(Entries with figure data)
= = =

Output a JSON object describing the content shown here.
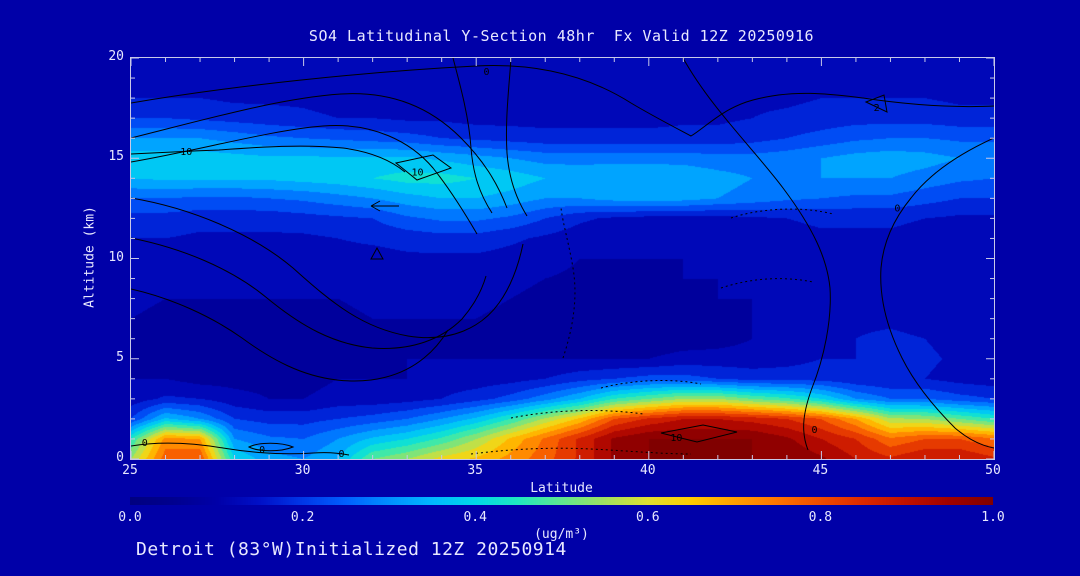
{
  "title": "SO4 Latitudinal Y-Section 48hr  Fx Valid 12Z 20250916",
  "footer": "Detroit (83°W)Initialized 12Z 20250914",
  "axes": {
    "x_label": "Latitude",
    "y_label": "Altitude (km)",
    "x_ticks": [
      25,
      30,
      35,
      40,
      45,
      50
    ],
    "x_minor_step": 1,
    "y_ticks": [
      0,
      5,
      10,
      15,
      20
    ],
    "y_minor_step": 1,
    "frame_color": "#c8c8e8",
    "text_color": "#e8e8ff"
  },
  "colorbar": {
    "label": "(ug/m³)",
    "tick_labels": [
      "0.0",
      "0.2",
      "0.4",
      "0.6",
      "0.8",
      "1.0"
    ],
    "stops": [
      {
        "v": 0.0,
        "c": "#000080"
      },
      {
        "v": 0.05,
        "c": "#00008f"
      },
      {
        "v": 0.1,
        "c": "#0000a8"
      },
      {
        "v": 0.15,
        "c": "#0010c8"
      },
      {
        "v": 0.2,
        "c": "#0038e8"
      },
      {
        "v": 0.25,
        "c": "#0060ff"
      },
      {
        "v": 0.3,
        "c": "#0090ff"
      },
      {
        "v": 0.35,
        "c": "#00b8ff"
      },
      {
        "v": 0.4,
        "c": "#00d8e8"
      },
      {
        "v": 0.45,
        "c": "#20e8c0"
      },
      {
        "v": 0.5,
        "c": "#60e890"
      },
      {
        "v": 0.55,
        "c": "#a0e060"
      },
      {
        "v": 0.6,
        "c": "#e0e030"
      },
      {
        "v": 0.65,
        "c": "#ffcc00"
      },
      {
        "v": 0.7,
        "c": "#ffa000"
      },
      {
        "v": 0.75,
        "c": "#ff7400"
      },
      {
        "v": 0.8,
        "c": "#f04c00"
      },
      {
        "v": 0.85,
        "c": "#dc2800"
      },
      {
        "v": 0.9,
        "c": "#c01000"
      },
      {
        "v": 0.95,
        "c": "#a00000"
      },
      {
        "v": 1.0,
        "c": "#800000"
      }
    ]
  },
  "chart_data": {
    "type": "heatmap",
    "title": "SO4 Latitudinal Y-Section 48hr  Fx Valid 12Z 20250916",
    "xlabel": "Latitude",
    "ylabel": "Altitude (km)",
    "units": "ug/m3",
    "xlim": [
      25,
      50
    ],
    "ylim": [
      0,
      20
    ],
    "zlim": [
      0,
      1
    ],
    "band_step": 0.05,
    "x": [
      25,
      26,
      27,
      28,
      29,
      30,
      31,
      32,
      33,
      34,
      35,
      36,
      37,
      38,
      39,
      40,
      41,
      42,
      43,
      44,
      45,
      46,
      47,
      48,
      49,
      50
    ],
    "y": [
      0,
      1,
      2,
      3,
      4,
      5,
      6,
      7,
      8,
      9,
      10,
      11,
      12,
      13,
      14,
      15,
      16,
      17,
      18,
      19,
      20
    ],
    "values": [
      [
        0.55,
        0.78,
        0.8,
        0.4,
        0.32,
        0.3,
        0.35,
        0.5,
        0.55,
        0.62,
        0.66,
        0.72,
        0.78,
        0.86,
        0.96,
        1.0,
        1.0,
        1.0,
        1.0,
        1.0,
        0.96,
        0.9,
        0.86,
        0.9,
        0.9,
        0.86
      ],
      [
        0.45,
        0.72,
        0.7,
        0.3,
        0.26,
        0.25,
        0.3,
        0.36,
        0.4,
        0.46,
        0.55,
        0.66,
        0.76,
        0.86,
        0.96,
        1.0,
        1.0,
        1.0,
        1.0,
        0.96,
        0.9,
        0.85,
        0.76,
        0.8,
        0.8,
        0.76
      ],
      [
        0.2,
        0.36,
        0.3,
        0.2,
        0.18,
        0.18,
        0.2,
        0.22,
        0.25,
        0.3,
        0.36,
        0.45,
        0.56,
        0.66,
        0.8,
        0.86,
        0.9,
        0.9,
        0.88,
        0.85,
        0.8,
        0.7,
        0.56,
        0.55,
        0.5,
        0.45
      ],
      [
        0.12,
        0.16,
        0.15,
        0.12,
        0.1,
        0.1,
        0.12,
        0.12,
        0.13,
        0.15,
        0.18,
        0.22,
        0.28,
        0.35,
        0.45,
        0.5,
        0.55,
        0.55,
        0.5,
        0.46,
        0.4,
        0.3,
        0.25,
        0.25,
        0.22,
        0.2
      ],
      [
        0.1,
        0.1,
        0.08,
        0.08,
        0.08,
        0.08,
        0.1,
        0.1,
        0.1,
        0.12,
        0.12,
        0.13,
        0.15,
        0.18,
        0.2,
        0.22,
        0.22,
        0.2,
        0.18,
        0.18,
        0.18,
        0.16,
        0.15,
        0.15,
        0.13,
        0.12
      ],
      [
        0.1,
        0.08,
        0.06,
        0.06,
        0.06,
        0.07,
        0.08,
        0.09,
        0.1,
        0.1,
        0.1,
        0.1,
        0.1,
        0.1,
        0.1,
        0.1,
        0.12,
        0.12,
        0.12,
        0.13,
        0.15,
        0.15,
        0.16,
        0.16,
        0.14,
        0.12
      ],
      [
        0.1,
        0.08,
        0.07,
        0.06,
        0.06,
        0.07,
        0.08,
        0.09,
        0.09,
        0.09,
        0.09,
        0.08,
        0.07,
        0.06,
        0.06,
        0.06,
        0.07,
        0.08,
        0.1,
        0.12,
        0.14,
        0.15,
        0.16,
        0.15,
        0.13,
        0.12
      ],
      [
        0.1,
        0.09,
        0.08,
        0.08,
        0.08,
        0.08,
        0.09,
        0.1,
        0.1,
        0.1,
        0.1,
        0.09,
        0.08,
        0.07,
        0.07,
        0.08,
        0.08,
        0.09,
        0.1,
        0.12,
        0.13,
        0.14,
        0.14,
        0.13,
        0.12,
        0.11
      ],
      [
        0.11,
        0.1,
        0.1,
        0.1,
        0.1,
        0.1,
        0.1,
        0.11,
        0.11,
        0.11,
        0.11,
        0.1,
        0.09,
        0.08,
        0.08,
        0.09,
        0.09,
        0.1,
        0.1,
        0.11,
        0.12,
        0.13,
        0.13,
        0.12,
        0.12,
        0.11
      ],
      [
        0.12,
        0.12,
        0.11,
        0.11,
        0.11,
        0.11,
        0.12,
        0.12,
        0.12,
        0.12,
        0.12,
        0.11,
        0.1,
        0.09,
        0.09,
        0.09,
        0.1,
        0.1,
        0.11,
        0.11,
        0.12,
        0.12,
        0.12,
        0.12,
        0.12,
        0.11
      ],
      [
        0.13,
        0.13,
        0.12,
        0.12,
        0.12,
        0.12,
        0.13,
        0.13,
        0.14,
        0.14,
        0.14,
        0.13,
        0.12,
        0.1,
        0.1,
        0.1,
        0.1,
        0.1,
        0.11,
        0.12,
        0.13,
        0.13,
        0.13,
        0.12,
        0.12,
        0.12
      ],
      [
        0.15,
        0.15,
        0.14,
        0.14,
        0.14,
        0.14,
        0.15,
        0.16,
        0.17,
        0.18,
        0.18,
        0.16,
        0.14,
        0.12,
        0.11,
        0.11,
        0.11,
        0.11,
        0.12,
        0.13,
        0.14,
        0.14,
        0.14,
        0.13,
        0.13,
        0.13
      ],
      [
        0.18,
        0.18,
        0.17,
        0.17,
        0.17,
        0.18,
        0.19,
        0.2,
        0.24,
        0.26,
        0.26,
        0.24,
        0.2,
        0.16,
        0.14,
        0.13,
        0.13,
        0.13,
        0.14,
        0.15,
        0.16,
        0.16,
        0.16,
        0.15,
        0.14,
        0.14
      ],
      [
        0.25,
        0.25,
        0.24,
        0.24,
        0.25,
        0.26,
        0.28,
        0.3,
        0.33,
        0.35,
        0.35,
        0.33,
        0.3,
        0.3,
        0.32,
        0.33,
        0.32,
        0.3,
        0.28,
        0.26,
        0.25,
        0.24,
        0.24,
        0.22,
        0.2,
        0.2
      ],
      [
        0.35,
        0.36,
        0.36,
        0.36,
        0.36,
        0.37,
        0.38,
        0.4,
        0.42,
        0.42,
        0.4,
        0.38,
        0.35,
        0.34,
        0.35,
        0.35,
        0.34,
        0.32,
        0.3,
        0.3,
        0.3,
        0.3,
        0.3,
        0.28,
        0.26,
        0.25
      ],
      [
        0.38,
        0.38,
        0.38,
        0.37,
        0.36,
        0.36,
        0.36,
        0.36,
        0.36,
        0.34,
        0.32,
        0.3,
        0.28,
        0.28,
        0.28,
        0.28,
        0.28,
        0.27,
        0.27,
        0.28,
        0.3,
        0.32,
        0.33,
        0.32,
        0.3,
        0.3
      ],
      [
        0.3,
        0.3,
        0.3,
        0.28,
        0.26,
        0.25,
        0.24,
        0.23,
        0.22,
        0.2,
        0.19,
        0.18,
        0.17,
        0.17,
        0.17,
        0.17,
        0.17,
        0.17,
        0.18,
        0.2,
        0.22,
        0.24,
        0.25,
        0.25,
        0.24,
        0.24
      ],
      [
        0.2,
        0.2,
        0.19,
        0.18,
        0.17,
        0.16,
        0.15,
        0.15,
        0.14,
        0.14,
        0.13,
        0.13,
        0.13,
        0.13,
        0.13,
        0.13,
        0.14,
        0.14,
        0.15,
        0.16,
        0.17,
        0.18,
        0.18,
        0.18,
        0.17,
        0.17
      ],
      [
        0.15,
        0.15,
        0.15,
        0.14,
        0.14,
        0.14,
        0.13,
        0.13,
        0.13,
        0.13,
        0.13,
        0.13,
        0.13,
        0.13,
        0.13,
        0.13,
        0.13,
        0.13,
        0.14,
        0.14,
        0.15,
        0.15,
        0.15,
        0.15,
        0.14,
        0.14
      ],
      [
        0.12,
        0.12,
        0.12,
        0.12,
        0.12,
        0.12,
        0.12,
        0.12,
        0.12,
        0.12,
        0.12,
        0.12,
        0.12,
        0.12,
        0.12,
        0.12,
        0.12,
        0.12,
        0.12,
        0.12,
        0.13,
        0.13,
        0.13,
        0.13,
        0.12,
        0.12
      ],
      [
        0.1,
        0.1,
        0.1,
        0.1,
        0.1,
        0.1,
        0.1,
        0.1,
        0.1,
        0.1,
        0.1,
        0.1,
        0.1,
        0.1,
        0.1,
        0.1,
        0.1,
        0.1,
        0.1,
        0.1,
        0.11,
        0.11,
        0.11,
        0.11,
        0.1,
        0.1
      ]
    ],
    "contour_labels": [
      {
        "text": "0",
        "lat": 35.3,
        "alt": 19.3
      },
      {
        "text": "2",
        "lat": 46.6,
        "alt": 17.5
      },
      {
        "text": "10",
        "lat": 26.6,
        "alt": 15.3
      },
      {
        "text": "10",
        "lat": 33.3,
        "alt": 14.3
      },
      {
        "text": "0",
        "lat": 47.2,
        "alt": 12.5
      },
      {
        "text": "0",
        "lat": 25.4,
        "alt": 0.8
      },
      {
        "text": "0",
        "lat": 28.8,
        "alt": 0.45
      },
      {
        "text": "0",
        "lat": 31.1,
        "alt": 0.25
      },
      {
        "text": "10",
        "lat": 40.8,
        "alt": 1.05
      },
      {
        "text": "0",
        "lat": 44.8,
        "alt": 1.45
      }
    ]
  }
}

= = =

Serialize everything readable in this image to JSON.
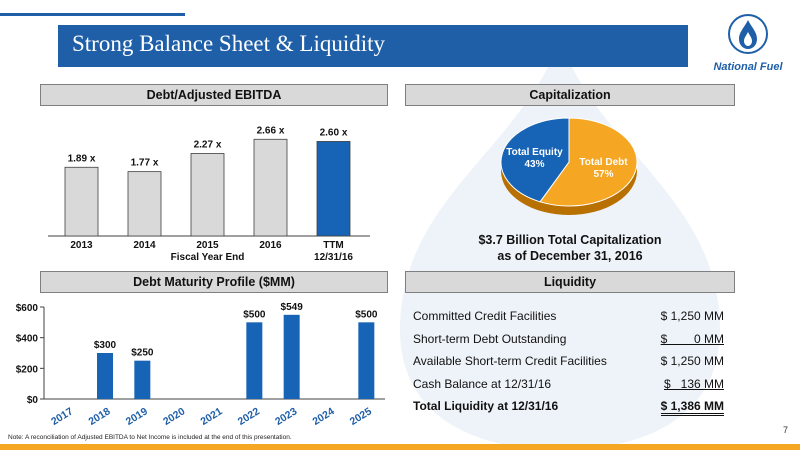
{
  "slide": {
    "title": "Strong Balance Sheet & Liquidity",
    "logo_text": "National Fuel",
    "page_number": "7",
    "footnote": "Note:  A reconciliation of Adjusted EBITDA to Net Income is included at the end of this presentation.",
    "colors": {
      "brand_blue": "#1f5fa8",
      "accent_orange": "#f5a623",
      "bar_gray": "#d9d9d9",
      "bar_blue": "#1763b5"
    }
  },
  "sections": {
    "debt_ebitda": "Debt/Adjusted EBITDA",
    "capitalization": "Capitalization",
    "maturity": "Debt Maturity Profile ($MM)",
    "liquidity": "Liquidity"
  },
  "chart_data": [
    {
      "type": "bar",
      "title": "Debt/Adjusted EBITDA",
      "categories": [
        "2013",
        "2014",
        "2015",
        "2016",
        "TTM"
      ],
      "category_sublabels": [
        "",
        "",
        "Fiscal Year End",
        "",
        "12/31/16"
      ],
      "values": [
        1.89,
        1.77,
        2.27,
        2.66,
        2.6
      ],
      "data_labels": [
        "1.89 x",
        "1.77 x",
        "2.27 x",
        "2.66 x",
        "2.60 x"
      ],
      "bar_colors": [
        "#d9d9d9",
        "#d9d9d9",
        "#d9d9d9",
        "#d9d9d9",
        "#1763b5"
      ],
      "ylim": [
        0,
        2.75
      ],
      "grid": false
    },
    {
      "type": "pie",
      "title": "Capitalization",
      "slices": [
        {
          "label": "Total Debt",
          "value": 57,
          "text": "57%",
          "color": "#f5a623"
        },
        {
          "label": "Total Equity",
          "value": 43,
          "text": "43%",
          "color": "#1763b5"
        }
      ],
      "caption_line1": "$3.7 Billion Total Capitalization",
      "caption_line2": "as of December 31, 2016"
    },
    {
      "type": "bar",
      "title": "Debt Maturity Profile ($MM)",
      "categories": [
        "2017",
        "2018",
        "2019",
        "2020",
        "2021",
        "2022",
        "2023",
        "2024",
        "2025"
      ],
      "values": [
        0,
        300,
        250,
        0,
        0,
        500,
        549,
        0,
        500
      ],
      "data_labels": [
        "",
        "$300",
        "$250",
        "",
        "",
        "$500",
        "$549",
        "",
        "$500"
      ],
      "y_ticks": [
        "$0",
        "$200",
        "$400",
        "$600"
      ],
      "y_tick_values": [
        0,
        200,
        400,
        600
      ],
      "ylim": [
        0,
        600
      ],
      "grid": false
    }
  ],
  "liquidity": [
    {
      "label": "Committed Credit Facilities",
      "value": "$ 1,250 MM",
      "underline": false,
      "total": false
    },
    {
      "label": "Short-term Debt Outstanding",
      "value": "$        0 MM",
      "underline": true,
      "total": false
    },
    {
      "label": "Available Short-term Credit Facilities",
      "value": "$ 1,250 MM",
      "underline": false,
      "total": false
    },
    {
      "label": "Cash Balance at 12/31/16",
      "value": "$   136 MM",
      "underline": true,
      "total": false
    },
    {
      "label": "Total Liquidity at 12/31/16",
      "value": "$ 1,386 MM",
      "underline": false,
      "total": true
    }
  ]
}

= = =

## Stated goal
Which lines hold the word "Balance"? Show each one.

## Task result
    "title": "Strong Balance Sheet & Liquidity",
      "label": "Cash Balance at 12/31/16",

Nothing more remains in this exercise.